### Exercise details
Copy the part of the records that opens with the line containing "Segment this screenshot: for" and closes with the line containing "- y-tick-label: 120%: [38, 133, 66, 145]", substituting "value-label" for each "data-label" and changing nothing else. Leave the pictures out.

### Source records

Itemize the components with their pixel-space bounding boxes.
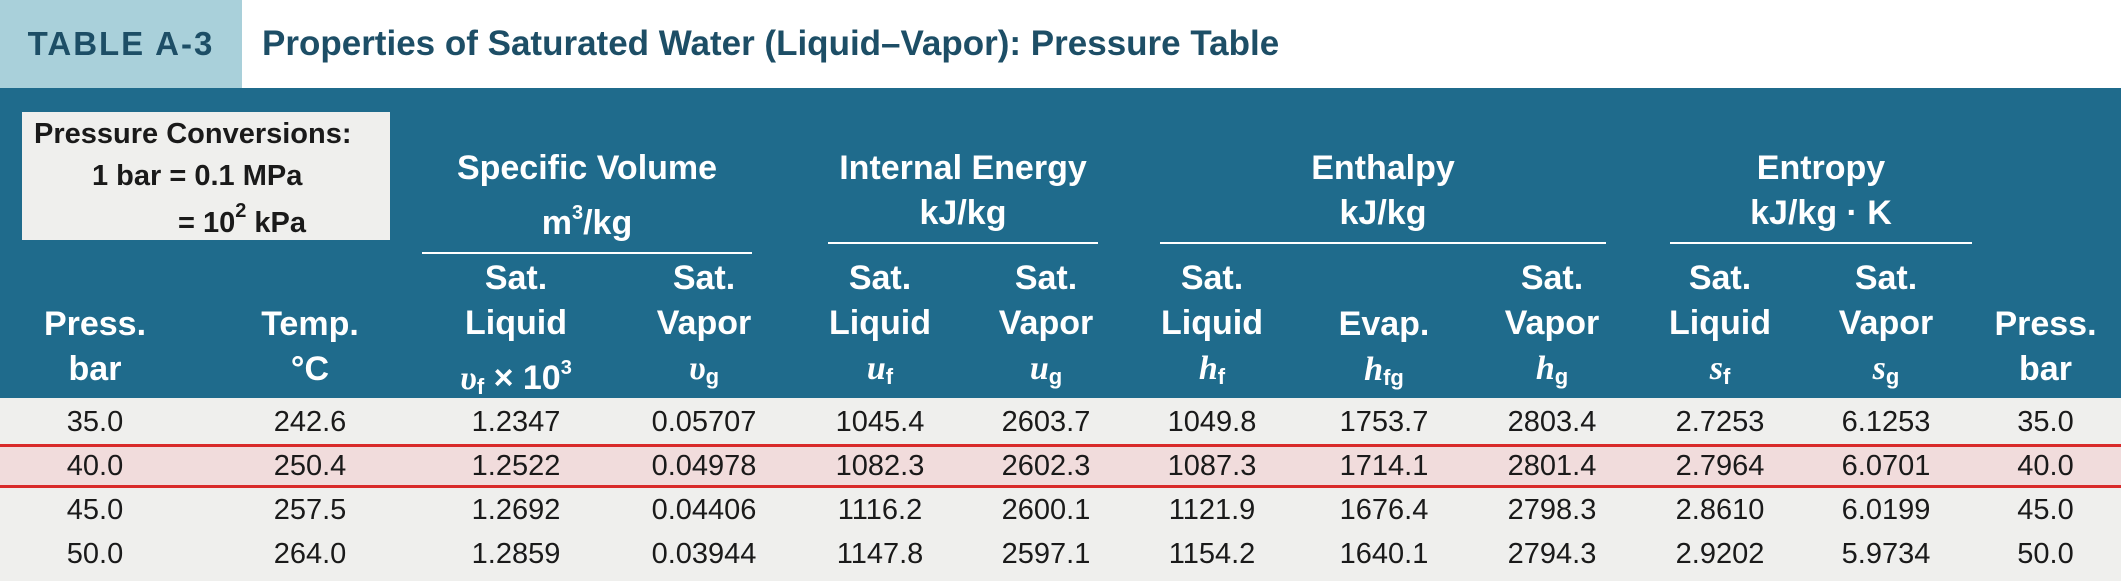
==
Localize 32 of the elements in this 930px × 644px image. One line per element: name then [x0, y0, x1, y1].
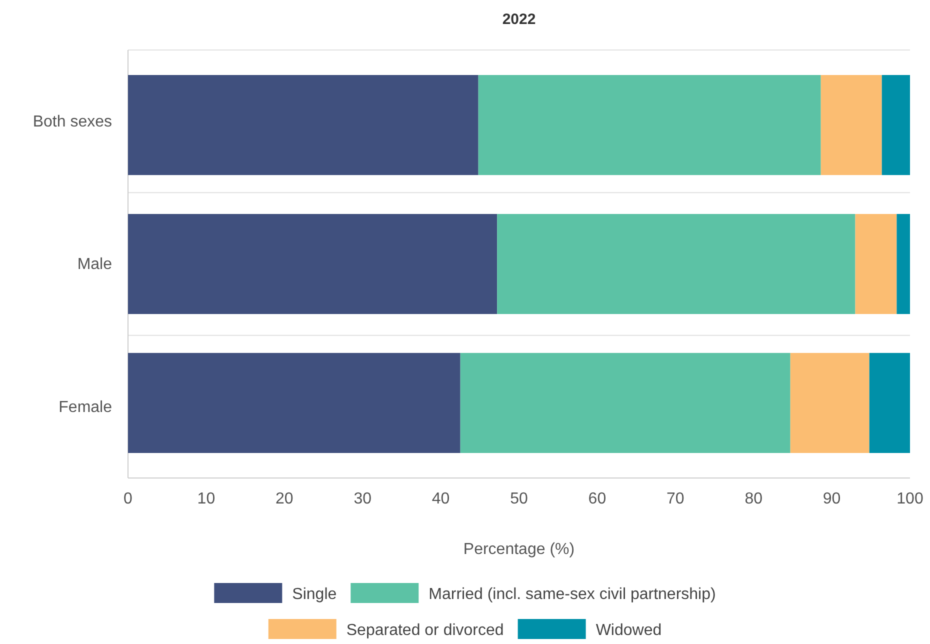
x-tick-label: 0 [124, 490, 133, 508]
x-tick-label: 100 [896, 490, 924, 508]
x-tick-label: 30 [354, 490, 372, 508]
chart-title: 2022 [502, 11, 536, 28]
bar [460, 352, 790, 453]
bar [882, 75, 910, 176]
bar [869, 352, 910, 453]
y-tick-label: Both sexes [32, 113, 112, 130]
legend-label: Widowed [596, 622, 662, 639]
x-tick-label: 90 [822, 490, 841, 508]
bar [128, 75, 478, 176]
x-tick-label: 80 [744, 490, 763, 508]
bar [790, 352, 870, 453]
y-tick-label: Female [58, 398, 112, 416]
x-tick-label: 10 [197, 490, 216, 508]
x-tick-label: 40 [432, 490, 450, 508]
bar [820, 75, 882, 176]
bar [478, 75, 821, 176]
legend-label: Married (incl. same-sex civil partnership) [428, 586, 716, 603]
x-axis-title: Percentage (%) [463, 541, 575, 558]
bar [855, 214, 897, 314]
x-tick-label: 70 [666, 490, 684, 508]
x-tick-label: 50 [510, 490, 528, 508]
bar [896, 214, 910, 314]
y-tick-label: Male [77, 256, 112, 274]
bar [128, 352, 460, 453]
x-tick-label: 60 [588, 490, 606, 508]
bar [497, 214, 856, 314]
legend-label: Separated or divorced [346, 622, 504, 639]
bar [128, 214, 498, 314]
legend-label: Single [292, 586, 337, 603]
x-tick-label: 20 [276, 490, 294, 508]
==
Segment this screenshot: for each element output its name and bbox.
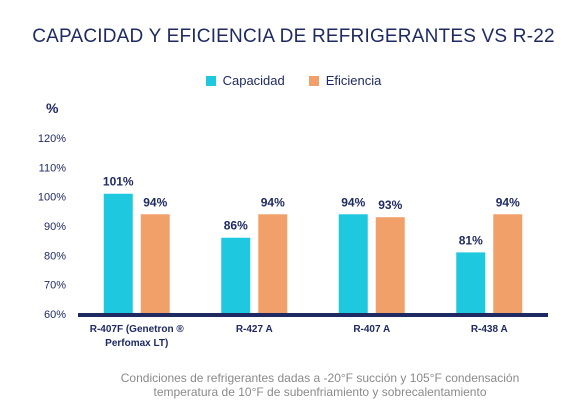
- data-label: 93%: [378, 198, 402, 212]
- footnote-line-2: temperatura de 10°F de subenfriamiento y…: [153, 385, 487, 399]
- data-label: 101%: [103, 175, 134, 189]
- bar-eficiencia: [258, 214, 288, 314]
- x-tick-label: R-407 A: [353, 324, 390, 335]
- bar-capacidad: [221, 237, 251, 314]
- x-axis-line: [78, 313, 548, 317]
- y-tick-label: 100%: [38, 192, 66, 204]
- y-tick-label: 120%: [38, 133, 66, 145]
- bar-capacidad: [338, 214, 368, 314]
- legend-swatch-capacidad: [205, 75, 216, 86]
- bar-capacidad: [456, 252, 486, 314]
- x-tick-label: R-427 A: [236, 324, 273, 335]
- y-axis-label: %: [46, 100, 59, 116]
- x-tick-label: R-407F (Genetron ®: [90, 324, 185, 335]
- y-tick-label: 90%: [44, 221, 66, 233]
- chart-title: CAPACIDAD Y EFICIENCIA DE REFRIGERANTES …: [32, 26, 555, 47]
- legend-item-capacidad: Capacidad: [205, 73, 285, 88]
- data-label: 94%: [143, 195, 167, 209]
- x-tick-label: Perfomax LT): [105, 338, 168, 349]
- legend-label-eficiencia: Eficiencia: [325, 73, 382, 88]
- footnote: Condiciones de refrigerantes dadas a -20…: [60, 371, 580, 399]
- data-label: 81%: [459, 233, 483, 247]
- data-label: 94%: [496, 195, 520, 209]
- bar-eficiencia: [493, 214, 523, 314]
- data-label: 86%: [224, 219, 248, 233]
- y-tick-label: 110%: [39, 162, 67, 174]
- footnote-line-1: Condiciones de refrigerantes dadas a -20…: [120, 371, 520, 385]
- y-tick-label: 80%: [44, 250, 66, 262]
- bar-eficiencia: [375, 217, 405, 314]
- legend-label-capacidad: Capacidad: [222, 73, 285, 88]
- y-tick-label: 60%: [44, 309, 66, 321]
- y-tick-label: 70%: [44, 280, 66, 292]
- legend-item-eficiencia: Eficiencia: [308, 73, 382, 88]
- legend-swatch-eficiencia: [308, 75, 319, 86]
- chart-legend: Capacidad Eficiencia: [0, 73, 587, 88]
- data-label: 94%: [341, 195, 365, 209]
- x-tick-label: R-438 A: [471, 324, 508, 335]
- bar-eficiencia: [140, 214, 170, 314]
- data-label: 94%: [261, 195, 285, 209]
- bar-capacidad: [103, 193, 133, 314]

### Response to the exercise
Segment this screenshot: for each element output its name and bbox.
- value-label: 93%: [378, 198, 402, 212]
- footnote-line-2: temperatura de 10°F de subenfriamiento y…: [153, 385, 487, 399]
- value-label: 101%: [103, 175, 134, 189]
- bar-eficiencia: [258, 214, 288, 314]
- x-tick-label: R-407 A: [353, 324, 390, 335]
- bar-capacidad: [221, 237, 251, 314]
- x-axis-line: [78, 313, 548, 317]
- y-tick-label: 100%: [38, 192, 66, 204]
- y-tick-label: 120%: [38, 133, 66, 145]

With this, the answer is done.